(Data records)
==*==

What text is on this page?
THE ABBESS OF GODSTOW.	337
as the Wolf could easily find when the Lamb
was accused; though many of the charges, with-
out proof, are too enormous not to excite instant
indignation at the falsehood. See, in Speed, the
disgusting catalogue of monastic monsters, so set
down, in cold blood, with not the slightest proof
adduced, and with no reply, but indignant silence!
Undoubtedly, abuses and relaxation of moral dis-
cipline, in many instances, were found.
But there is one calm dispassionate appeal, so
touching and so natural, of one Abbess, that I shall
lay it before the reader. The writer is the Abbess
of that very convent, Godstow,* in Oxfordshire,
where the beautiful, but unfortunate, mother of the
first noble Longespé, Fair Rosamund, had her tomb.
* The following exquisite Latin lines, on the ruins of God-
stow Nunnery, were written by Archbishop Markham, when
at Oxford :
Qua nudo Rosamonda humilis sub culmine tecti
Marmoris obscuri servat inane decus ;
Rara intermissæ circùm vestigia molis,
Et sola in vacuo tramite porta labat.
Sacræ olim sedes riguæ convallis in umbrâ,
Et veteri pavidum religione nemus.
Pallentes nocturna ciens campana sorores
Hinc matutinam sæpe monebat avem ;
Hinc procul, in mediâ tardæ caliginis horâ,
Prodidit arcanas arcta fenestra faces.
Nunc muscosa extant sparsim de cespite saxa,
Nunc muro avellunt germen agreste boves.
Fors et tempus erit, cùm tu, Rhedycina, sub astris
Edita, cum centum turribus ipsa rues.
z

==*==

→ **Job**
Take every line containing the word "Nunc" and copy it.

→ **Written answer**
Nunc muscosa extant sparsim de cespite saxa,
Nunc muro avellunt germen agreste boves.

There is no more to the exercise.